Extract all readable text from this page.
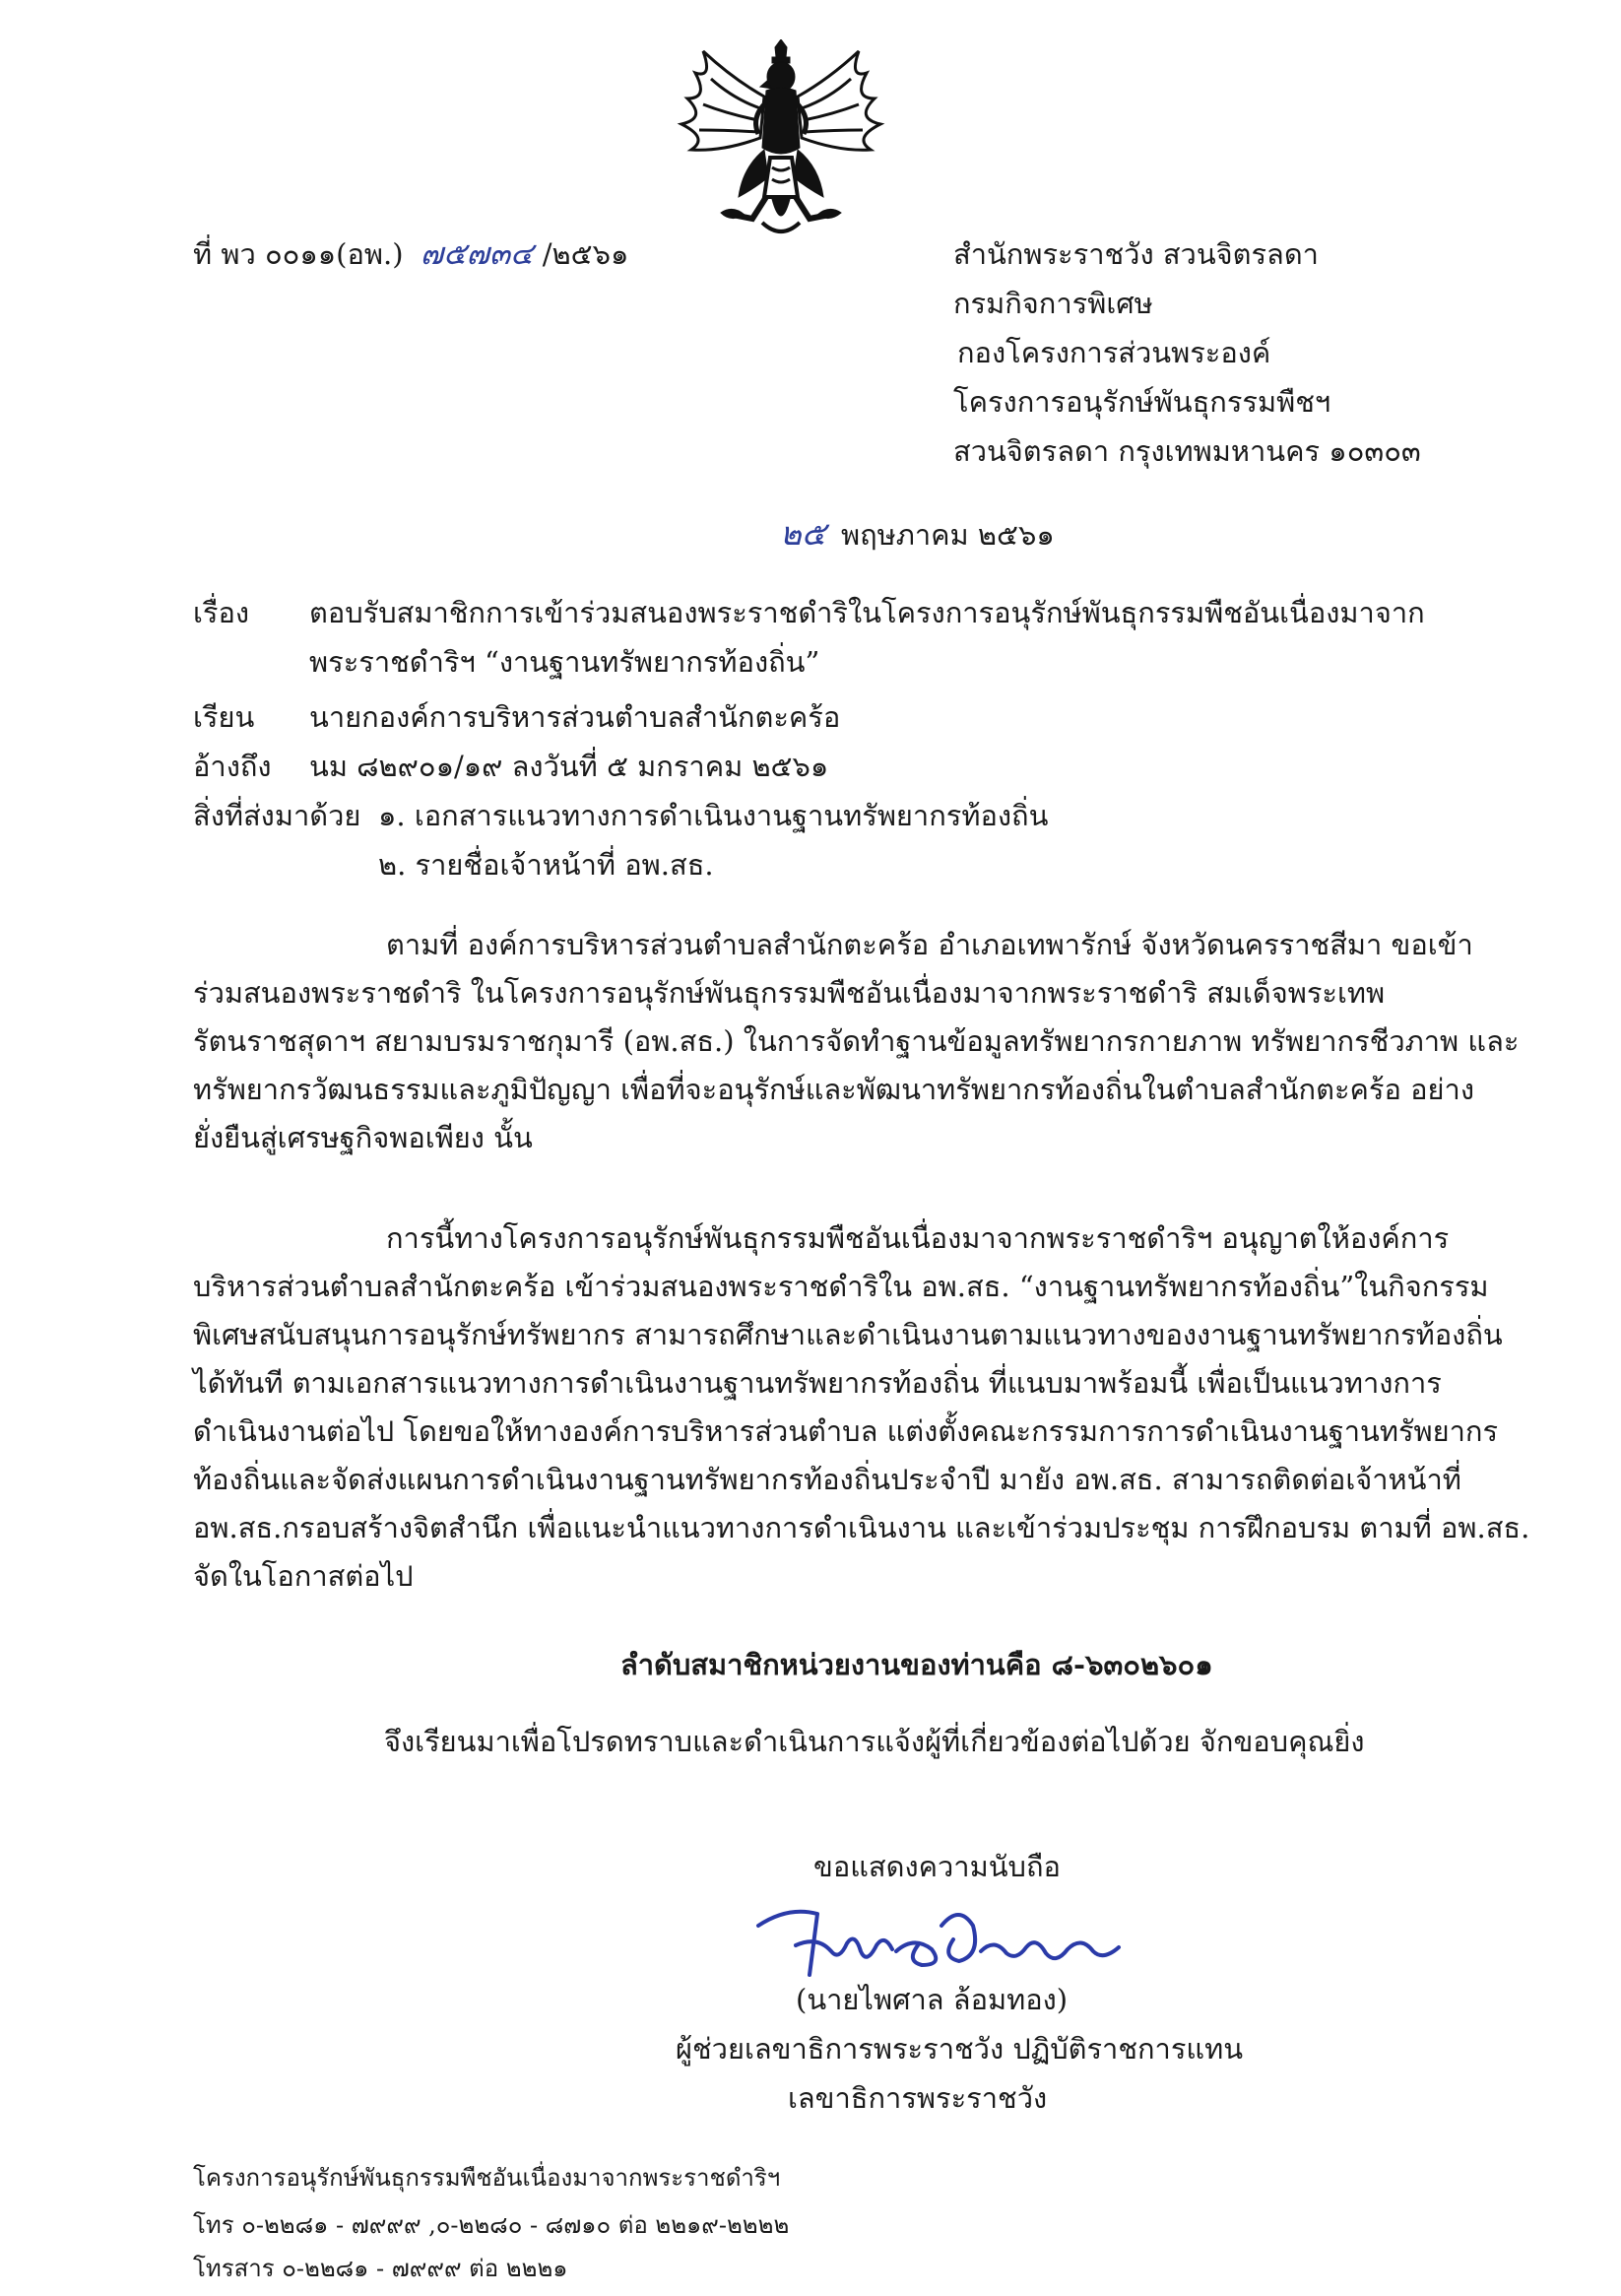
ที่ พว ๐๐๑๑(อพ.) ๗๕๗๓๔ /๒๕๖๑	สำนักพระราชวัง สวนจิตรลดา
กรมกิจการพิเศษ
กองโครงการส่วนพระองค์
โครงการอนุรักษ์พันธุกรรมพืชฯ
สวนจิตรลดา กรุงเทพมหานคร ๑๐๓๐๓
๒๕ พฤษภาคม ๒๕๖๑
เรื่อง ตอบรับสมาชิกการเข้าร่วมสนองพระราชดำริในโครงการอนุรักษ์พันธุกรรมพืชอันเนื่องมาจาก
พระราชดำริฯ “งานฐานทรัพยากรท้องถิ่น”
เรียน นายกองค์การบริหารส่วนตำบลสำนักตะคร้อ
อ้างถึง นม ๘๒๙๐๑/๑๙ ลงวันที่ ๕ มกราคม ๒๕๖๑
สิ่งที่ส่งมาด้วย ๑. เอกสารแนวทางการดำเนินงานฐานทรัพยากรท้องถิ่น
๒. รายชื่อเจ้าหน้าที่ อพ.สธ.
ตามที่ องค์การบริหารส่วนตำบลสำนักตะคร้อ อำเภอเทพารักษ์ จังหวัดนครราชสีมา ขอเข้า
ร่วมสนองพระราชดำริ ในโครงการอนุรักษ์พันธุกรรมพืชอันเนื่องมาจากพระราชดำริ สมเด็จพระเทพ
รัตนราชสุดาฯ สยามบรมราชกุมารี (อพ.สธ.) ในการจัดทำฐานข้อมูลทรัพยากรกายภาพ ทรัพยากรชีวภาพ และ
ทรัพยากรวัฒนธรรมและภูมิปัญญา เพื่อที่จะอนุรักษ์และพัฒนาทรัพยากรท้องถิ่นในตำบลสำนักตะคร้อ อย่าง
ยั่งยืนสู่เศรษฐกิจพอเพียง นั้น
การนี้ทางโครงการอนุรักษ์พันธุกรรมพืชอันเนื่องมาจากพระราชดำริฯ อนุญาตให้องค์การ
บริหารส่วนตำบลสำนักตะคร้อ เข้าร่วมสนองพระราชดำริใน อพ.สธ. “งานฐานทรัพยากรท้องถิ่น”ในกิจกรรม
พิเศษสนับสนุนการอนุรักษ์ทรัพยากร สามารถศึกษาและดำเนินงานตามแนวทางของงานฐานทรัพยากรท้องถิ่น
ได้ทันที ตามเอกสารแนวทางการดำเนินงานฐานทรัพยากรท้องถิ่น ที่แนบมาพร้อมนี้ เพื่อเป็นแนวทางการ
ดำเนินงานต่อไป โดยขอให้ทางองค์การบริหารส่วนตำบล แต่งตั้งคณะกรรมการการดำเนินงานฐานทรัพยากร
ท้องถิ่นและจัดส่งแผนการดำเนินงานฐานทรัพยากรท้องถิ่นประจำปี มายัง อพ.สธ. สามารถติดต่อเจ้าหน้าที่
อพ.สธ.กรอบสร้างจิตสำนึก เพื่อแนะนำแนวทางการดำเนินงาน และเข้าร่วมประชุม การฝึกอบรม ตามที่ อพ.สธ.
จัดในโอกาสต่อไป
ลำดับสมาชิกหน่วยงานของท่านคือ ๘-๖๓๐๒๖๐๑
จึงเรียนมาเพื่อโปรดทราบและดำเนินการแจ้งผู้ที่เกี่ยวข้องต่อไปด้วย จักขอบคุณยิ่ง
ขอแสดงความนับถือ
(นายไพศาล ล้อมทอง)
ผู้ช่วยเลขาธิการพระราชวัง ปฏิบัติราชการแทน
เลขาธิการพระราชวัง
โครงการอนุรักษ์พันธุกรรมพืชอันเนื่องมาจากพระราชดำริฯ
โทร ๐-๒๒๘๑ - ๗๙๙๙ ,๐-๒๒๘๐ - ๘๗๑๐ ต่อ ๒๒๑๙-๒๒๒๒
โทรสาร ๐-๒๒๘๑ - ๗๙๙๙ ต่อ ๒๒๒๑
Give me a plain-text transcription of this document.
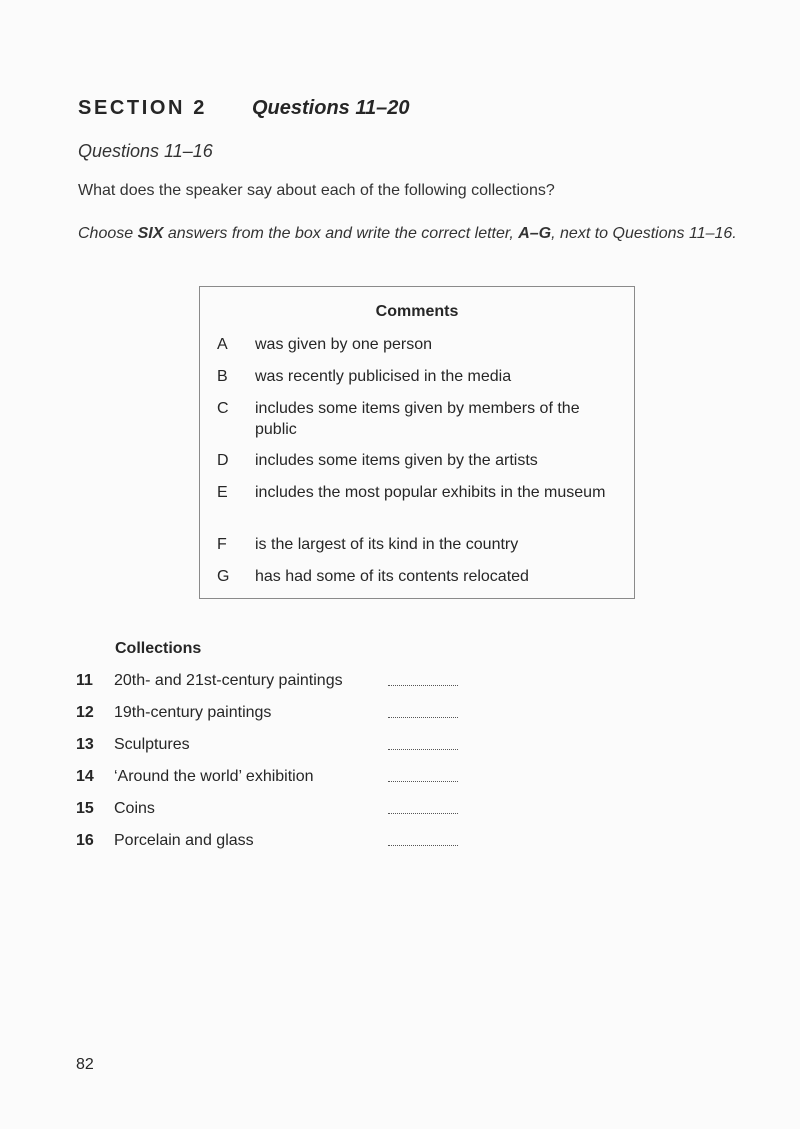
SECTION 2 Questions 11–20
Questions 11–16
What does the speaker say about each of the following collections?
Choose SIX answers from the box and write the correct letter, A–G, next to Questions 11–16.
Comments
A was given by one person
B was recently publicised in the media
C includes some items given by members of the public
D includes some items given by the artists
E includes the most popular exhibits in the museum
F is the largest of its kind in the country
G has had some of its contents relocated
Collections
11 20th- and 21st-century paintings
12 19th-century paintings
13 Sculptures
14 ‘Around the world’ exhibition
15 Coins
16 Porcelain and glass
82
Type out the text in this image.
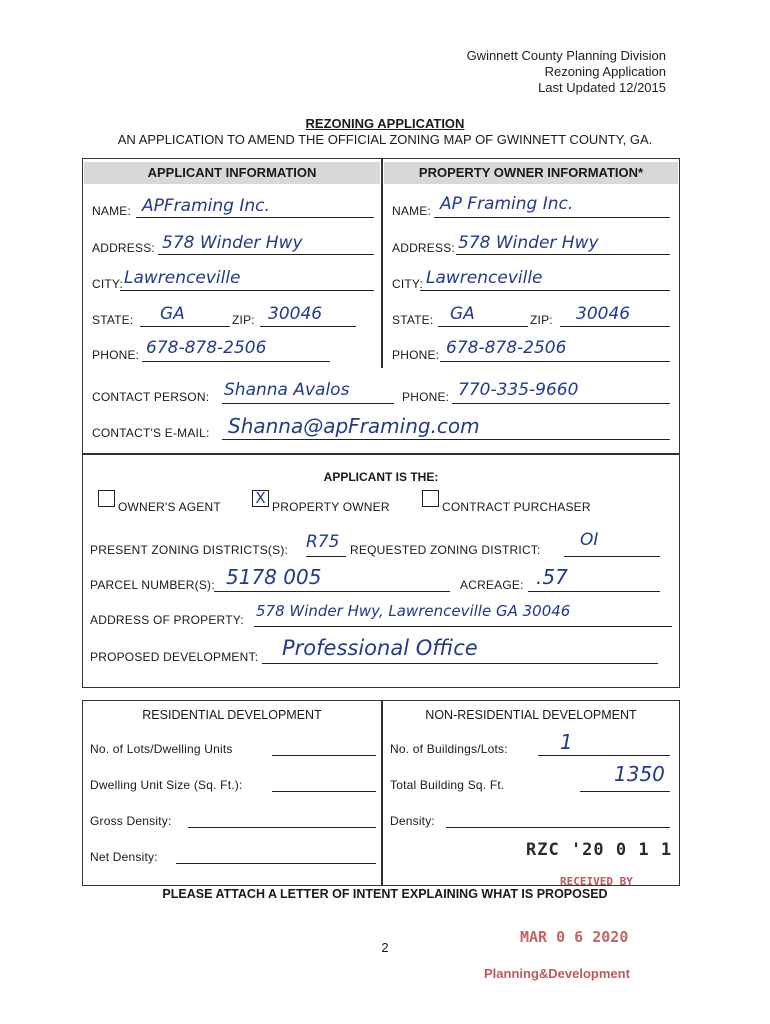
Gwinnett County Planning Division
Rezoning Application
Last Updated 12/2015
REZONING APPLICATION
AN APPLICATION TO AMEND THE OFFICIAL ZONING MAP OF GWINNETT COUNTY, GA.
APPLICANT INFORMATION	PROPERTY OWNER INFORMATION*
NAME: APFraming Inc.
ADDRESS: 578 Winder Hwy
CITY: Lawrenceville
STATE: GA	ZIP: 30046
PHONE: 678-878-2506
NAME: AP Framing Inc.
ADDRESS: 578 Winder Hwy
CITY: Lawrenceville
STATE: GA	ZIP: 30046
PHONE: 678-878-2506
CONTACT PERSON: Shanna Avalos	PHONE: 770-335-9660
CONTACT'S E-MAIL: Shanna@apFraming.com
APPLICANT IS THE:
OWNER'S AGENT X PROPERTY OWNER	CONTRACT PURCHASER
PRESENT ZONING DISTRICTS(S): R75 REQUESTED ZONING DISTRICT: OI
PARCEL NUMBER(S): 5178 005	ACREAGE: .57
ADDRESS OF PROPERTY: 578 Winder Hwy, Lawrenceville GA 30046
PROPOSED DEVELOPMENT: Professional Office
RESIDENTIAL DEVELOPMENT	NON-RESIDENTIAL DEVELOPMENT
No. of Lots/Dwelling Units
Dwelling Unit Size (Sq. Ft.):
Gross Density:
Net Density:
No. of Buildings/Lots:	1
Total Building Sq. Ft.	1350
Density:
RZC '20 0 1 1
PLEASE ATTACH A LETTER OF INTENT EXPLAINING WHAT IS PROPOSED
RECEIVED BY
2
MAR 0 6 2020
Planning&Development
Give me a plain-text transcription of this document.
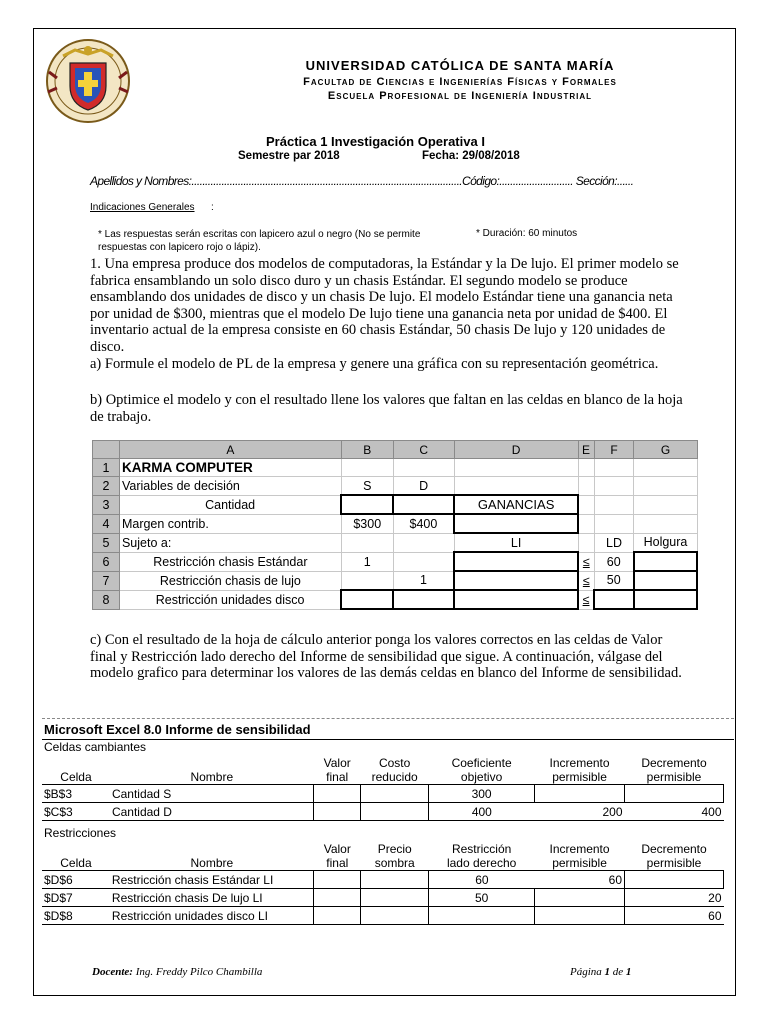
UNIVERSIDAD CATÓLICA DE SANTA MARÍA
Facultad de Ciencias e Ingenierías Físicas y Formales
Escuela Profesional de Ingeniería Industrial
Práctica 1 Investigación Operativa I
Semestre par 2018	Fecha: 29/08/2018
Apellidos y Nombres:...................................................................................................Código:........................... Sección:......
Indicaciones Generales :
* Las respuestas serán escritas con lapicero azul o negro (No se permite respuestas con lapicero rojo o lápiz).
* Duración: 60 minutos

1. Una empresa produce dos modelos de computadoras, la Estándar y la De lujo. El primer modelo se fabrica ensamblando un solo disco duro y un chasis Estándar. El segundo modelo se produce ensamblando dos unidades de disco y un chasis De lujo. El modelo Estándar tiene una ganancia neta por unidad de $300, mientras que el modelo De lujo tiene una ganancia neta por unidad de $400. El inventario actual de la empresa consiste en 60 chasis Estándar, 50 chasis De lujo y 120 unidades de disco.

a) Formule el modelo de PL de la empresa y genere una gráfica con su representación geométrica.

b) Optimice el modelo y con el resultado llene los valores que faltan en las celdas en blanco de la hoja de trabajo.

	A	B	C	D	E	F	G
1	KARMA COMPUTER						
2	Variables de decisión	S	D				
3	Cantidad			GANANCIAS			
4	Margen contrib.	$300	$400				
5	Sujeto a:			LI		LD	Holgura
6	Restricción chasis Estándar	1			≤	60	
7	Restricción chasis de lujo		1		≤	50	
8	Restricción unidades disco				≤		

c) Con el resultado de la hoja de cálculo anterior ponga los valores correctos en las celdas de Valor final y Restricción lado derecho del Informe de sensibilidad que sigue. A continuación, válgase del modelo grafico para determinar los valores de las demás celdas en blanco del Informe de sensibilidad.

Microsoft Excel 8.0 Informe de sensibilidad
Celdas cambiantes
Celda	Nombre	Valor
final	Costo
reducido	Coeficiente
objetivo	Incremento
permisible	Decremento
permisible
$B$3	Cantidad S			300		
$C$3	Cantidad D			400	200	400
Restricciones
Celda	Nombre	Valor
final	Precio
sombra	Restricción
lado derecho	Incremento
permisible	Decremento
permisible
$D$6	Restricción chasis Estándar LI			60	60	
$D$7	Restricción chasis De lujo LI			50		20
$D$8	Restricción unidades disco LI					60
Docente: Ing. Freddy Pilco Chambilla	Página 1 de 1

##############################

## REQUEST:
Answer with one number: how many lines of the entries above include the word "สวนจ".

## FINISHED TASK:
2